Copy out all the lines where "heart" shows up.

• **Information given**:
☆ ☆ ☆

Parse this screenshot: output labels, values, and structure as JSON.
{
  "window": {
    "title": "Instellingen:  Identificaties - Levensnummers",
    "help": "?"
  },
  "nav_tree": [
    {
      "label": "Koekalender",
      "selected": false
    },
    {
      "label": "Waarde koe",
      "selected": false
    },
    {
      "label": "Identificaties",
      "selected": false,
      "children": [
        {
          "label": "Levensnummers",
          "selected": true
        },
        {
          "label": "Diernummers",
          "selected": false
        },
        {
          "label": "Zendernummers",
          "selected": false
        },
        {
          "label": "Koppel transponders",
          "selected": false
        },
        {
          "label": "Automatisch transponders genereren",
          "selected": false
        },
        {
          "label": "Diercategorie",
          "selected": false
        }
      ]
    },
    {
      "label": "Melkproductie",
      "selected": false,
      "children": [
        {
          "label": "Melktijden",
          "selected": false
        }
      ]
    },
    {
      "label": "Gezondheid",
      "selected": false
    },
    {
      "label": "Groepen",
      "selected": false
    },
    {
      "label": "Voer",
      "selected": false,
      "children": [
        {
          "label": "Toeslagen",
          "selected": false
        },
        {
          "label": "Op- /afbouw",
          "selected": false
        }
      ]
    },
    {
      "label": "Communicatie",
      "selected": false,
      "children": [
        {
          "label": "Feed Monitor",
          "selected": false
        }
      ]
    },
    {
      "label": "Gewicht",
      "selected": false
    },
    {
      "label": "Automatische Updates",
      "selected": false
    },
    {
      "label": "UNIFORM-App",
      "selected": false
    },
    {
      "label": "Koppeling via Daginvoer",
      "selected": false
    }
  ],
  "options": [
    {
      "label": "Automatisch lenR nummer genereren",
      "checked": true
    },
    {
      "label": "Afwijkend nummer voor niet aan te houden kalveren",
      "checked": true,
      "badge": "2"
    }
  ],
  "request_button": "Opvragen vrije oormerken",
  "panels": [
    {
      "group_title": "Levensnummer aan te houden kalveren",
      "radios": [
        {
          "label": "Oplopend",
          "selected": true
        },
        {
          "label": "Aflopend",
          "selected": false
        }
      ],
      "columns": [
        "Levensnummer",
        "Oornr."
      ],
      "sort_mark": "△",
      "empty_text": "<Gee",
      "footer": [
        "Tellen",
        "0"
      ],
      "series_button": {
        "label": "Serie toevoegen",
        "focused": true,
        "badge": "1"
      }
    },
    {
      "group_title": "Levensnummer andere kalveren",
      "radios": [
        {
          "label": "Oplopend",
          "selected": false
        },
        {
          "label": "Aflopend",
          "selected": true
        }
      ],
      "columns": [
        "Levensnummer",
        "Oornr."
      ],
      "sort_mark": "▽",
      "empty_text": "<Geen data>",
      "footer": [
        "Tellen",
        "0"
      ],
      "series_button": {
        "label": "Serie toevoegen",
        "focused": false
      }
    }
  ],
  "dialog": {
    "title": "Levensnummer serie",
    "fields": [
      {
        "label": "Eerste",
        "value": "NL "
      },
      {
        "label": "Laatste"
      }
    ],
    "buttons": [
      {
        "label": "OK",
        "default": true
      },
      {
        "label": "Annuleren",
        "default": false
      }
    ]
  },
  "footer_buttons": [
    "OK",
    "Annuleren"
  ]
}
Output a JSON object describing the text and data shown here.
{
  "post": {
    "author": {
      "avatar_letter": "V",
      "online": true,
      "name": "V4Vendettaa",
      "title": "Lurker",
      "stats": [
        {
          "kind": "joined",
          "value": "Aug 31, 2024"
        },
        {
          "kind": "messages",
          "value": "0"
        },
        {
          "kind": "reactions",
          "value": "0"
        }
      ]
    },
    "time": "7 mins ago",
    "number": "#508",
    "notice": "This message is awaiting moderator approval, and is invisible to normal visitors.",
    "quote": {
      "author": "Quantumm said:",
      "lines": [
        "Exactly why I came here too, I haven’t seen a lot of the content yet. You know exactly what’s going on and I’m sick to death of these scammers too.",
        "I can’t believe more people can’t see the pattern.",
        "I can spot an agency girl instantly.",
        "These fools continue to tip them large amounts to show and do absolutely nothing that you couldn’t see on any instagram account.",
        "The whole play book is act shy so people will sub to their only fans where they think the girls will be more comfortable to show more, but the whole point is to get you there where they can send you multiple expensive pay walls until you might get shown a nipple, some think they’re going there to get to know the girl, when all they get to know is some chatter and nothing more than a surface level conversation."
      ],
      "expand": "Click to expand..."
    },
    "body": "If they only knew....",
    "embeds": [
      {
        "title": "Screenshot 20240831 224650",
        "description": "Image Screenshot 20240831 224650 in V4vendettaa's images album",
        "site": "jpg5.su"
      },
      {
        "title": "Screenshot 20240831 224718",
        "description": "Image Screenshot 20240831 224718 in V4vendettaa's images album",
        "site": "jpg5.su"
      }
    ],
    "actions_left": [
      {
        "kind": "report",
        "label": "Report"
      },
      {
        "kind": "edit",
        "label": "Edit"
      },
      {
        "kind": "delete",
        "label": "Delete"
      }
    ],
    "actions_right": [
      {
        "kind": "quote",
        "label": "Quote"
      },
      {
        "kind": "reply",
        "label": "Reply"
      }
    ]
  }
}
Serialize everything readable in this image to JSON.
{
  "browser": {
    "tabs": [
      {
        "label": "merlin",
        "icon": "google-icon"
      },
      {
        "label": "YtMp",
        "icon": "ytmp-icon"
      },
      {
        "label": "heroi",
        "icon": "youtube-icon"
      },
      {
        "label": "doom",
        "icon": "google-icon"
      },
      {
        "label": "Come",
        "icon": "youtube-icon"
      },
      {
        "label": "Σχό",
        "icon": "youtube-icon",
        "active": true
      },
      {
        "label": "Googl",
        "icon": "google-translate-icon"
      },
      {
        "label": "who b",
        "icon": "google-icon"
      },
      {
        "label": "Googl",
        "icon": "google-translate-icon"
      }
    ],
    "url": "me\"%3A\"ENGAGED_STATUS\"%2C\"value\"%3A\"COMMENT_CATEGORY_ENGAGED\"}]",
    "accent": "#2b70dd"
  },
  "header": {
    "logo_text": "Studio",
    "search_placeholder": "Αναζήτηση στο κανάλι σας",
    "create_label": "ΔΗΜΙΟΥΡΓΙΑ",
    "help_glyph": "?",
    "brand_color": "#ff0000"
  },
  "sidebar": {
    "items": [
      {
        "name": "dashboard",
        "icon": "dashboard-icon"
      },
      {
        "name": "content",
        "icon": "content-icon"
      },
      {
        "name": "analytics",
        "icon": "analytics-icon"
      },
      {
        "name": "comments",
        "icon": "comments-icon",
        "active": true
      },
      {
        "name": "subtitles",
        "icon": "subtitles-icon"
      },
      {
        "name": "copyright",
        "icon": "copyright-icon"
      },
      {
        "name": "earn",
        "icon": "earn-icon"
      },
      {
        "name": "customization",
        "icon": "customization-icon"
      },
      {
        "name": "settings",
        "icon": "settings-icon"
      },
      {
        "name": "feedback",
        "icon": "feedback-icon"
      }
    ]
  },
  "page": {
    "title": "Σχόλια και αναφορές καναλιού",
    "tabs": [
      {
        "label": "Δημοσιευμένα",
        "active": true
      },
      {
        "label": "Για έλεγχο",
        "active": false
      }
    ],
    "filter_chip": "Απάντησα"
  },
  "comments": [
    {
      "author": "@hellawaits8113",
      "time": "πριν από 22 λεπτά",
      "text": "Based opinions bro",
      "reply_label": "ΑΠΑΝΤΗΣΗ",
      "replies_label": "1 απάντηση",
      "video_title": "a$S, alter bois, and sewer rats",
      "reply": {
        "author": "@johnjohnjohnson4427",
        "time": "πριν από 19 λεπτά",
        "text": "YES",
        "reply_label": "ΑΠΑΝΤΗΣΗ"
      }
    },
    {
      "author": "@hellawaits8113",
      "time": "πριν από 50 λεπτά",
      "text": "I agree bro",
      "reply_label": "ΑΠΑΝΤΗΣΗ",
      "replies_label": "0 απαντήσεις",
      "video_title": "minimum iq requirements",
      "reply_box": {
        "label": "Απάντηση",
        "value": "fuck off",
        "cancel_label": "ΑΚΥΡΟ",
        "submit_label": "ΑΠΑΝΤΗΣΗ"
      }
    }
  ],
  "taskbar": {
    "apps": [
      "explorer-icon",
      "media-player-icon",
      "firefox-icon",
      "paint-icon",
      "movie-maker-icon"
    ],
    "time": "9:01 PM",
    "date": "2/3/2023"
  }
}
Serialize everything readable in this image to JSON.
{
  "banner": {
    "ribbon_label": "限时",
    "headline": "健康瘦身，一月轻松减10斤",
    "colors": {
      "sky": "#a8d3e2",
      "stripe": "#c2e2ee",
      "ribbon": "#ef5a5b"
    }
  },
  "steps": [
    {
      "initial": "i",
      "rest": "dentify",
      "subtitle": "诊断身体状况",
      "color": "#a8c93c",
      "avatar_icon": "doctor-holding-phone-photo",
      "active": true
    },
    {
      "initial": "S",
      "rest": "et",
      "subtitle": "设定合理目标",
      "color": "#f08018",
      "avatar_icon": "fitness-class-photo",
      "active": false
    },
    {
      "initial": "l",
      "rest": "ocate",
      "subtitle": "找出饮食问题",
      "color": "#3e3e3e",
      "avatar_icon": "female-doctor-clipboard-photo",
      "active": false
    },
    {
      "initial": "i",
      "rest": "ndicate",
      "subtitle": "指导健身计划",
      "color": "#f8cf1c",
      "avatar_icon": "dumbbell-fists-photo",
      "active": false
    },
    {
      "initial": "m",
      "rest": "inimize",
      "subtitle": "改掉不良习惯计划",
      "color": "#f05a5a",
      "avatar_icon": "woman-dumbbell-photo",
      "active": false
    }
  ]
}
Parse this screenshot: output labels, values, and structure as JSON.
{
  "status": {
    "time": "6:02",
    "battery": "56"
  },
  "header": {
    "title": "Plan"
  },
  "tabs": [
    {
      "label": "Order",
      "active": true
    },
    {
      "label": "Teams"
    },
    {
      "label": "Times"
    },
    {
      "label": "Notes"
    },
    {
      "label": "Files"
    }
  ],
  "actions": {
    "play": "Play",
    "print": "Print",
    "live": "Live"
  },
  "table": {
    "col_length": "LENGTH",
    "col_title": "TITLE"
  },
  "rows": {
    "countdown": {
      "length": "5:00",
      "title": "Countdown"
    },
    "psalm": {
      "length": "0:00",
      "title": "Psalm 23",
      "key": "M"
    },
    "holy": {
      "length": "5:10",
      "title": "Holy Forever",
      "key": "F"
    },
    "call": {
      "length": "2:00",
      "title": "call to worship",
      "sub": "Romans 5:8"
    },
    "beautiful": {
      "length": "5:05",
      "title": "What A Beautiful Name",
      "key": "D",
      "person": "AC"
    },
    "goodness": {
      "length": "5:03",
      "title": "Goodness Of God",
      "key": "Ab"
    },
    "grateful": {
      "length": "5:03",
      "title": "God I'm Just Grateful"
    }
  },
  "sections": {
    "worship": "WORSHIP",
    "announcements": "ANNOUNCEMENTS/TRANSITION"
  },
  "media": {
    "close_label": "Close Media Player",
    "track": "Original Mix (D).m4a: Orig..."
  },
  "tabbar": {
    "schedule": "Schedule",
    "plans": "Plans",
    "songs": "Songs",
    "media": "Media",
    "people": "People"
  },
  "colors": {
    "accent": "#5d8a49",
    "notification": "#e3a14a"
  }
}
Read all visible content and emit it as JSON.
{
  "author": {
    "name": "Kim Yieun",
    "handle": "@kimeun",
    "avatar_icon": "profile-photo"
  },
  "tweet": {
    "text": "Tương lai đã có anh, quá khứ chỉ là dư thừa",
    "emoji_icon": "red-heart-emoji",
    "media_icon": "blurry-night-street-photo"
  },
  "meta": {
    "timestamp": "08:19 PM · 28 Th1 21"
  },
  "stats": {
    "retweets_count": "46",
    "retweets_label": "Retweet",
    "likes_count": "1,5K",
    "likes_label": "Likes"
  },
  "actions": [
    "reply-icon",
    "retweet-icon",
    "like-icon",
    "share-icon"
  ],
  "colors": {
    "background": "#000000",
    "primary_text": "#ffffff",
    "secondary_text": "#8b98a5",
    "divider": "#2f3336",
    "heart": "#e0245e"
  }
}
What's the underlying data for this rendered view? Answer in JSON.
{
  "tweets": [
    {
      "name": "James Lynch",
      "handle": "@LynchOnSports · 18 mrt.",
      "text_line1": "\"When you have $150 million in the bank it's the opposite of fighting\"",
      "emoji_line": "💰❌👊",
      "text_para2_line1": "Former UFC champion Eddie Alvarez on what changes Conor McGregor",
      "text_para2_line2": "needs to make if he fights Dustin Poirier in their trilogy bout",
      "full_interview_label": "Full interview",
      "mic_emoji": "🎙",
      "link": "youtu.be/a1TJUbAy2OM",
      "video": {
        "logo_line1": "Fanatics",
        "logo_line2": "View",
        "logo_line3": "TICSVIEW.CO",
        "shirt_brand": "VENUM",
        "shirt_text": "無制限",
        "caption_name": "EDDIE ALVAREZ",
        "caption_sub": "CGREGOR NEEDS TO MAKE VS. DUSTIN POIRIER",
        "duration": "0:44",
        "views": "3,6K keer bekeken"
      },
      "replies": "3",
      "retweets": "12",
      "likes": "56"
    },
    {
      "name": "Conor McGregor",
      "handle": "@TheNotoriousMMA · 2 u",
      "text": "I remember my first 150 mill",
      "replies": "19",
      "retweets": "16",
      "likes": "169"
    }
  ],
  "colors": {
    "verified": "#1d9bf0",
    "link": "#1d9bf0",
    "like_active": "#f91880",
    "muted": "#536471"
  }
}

☆ ☆ ☆

• **Final answer**:
    "emoji_icon": "red-heart-emoji",
    "heart": "#e0245e"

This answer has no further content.